Passage provided:

The paintings spread across three sides, the fourth (the south wall) being pierced by a window which comprises the sole source of light in the room.1 This light first strikes the north wall with its parade of what we now call the allegories of good government. On the left sits a woman enthroned, holding a pair of scales with other characters gesturing around her; on the right, six women surround a great bearded old man sitting in state. These figures are all perched on a platform which places them on an intermediate level between the heaven of ideas (inspired by three theological virtues) and the ground of political action (where several different groups can be made out). This small wall comes between two lateral and completely different visions. On the east wall, twice as long, the effects of good government are displayed. The wall of the enclosure cuts the scene into two equal parts: first the happy city, where people work, dance and trade freely, then its countryside (the contado), where the land spreads out, arranged in harmony with the ordering of the city, as befits it. Opposite, on the west, the wall is not bipartite but tripartite, and on it we see, in a closer formation, the figures of bad government forming a court of vices presented as the monstrous double of the characters on the north wall. The effects of bad government on the city at war and on the dead land of the contado shape a landscape that is the complete opposite of that which adorns the east wall.

Supplied information:
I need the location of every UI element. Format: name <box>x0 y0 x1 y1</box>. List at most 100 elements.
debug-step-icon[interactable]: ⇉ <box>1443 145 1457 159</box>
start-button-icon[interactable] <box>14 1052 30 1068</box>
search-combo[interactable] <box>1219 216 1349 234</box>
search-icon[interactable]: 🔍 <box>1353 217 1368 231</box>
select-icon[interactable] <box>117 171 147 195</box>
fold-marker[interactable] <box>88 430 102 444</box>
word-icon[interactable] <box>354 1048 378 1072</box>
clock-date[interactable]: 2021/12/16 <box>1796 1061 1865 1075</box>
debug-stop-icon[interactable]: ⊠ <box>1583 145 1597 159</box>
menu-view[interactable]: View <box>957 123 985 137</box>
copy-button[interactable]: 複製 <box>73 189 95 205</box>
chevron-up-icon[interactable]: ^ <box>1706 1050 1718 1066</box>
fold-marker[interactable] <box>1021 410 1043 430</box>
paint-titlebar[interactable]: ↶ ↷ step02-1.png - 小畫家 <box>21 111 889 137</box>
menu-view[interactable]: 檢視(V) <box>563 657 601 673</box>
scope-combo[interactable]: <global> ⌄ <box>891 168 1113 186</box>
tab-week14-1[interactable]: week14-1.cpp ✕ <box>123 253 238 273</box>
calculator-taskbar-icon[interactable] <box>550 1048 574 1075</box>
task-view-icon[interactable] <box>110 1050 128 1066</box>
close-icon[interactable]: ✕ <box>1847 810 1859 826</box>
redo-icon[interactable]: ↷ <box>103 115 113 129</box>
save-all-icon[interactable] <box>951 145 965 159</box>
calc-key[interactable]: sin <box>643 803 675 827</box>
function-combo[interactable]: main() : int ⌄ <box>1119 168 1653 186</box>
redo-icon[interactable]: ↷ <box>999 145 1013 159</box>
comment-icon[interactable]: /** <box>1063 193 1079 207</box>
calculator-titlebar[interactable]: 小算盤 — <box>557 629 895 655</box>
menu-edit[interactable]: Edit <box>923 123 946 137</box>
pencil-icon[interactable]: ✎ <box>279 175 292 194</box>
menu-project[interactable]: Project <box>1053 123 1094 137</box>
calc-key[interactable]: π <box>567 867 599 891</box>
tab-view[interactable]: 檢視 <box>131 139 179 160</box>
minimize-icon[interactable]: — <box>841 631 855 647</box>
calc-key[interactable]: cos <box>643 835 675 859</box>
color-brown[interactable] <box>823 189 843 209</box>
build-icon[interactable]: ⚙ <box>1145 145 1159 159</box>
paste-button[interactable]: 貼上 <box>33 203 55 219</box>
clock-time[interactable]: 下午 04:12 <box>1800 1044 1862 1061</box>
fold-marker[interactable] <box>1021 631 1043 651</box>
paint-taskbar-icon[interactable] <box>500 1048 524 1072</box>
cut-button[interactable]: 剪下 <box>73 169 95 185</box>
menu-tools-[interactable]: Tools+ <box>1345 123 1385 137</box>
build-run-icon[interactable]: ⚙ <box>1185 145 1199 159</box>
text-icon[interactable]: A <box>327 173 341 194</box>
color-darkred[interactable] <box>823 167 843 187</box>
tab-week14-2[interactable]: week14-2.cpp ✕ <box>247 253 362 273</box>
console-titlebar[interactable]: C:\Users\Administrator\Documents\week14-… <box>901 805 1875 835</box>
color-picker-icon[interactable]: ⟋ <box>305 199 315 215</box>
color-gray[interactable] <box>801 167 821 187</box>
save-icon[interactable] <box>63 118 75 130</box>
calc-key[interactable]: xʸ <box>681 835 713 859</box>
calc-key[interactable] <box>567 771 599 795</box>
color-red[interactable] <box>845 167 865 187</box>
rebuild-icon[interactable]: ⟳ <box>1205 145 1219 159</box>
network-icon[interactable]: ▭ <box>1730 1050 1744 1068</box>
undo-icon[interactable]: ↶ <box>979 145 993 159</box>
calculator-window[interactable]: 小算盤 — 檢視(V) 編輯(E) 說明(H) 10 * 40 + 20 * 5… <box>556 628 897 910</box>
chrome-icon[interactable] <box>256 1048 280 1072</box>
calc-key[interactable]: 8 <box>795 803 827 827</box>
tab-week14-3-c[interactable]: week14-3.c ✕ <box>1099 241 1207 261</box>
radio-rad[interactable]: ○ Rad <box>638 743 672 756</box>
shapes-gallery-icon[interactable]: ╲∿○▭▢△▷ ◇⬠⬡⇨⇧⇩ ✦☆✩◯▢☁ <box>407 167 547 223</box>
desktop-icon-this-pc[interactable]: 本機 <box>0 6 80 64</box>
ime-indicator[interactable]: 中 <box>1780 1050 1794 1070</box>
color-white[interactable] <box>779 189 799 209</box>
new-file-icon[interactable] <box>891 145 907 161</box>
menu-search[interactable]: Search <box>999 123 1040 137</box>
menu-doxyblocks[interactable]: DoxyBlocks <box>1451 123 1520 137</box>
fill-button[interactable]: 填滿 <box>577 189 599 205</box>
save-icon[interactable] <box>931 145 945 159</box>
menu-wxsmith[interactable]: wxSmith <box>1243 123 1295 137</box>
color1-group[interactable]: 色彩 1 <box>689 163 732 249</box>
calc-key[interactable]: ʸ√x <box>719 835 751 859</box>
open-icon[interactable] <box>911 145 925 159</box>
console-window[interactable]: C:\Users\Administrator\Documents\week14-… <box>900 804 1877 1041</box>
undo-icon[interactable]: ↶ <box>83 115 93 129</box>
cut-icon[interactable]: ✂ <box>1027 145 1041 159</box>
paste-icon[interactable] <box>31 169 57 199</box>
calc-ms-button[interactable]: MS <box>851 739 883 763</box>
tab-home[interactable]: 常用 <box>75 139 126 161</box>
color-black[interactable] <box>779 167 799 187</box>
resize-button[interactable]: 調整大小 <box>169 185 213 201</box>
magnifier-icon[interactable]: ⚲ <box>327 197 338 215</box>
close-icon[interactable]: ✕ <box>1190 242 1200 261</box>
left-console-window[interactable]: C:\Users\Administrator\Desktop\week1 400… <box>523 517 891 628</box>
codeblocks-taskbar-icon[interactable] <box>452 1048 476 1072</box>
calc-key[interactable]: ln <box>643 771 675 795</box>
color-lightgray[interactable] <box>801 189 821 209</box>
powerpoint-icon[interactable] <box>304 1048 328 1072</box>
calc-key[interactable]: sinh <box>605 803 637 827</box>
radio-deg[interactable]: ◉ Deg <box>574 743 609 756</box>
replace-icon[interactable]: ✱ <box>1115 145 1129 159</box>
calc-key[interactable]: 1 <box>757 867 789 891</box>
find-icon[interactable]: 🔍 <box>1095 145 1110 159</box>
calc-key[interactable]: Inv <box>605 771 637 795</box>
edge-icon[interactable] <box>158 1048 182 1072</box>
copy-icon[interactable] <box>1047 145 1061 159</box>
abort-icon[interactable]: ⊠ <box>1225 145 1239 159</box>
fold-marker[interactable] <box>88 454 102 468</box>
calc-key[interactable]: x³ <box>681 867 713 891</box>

Stated problem A:
Recast the paragraph of the passage on the wall paintings that begins "The paintings spread across three sides" as a short bulleted list that keeps its main facts.
Stated problem B:
Answer these questions from the passage on the wall paintings, one line each:
(i) What is the only source of light in the room?
(ii) How many women surround the bearded old man on the north wall?
(iii) Into how many parts is the west wall divided?
Stated problem C:
Continue the passage on the wall paintings from its last sentence.
The entries play no part in any of this work.

Response A:
- The paintings cover three walls. The south wall has a window that is the room's only source of light.
- North wall: the allegories of good government. On the left, an enthroned woman holds scales. On the right, six women surround a bearded old man. A platform places these figures between the heaven of ideas and the ground of political action.
- East wall: twice as long as the north wall, it shows the effects of good government. It is split into two equal parts, the happy city and its harmoniously ordered countryside (the contado).
- West wall: divided into three parts. It shows a court of vices, the monstrous double of the north wall's figures. It also shows the effects of bad government, a city at war and a dead contado, the opposite of the east wall.

Response B:
(i) A window in the south wall.
(ii) Six.
(iii) Three.

Response C:
Ambrogio Lorenzetti’s fresco presents, with calm determination, nothing less than a political programme as it spreads over three of the four walls of the Sala della Pace (Hall of Peace) where the Nine (i.e. the nine magistrates who governed the commune) used to gather. It is a programme of breathtaking boldness, since it proclaims what is or ought to be the slogan of any republic: if this government is good, it is neither because it is inspired by some divine light, nor because it is embodied by men of quality; it is not even because it can draw on a more solid legitimacy or more eloquent justifications than other governments; it is simply because it produces beneficial effects on each person, benefits that are concrete and tangible, here and now – effects that everyone can see and everyone can benefit from, benefits that are, as it were, immanent to the order of the city.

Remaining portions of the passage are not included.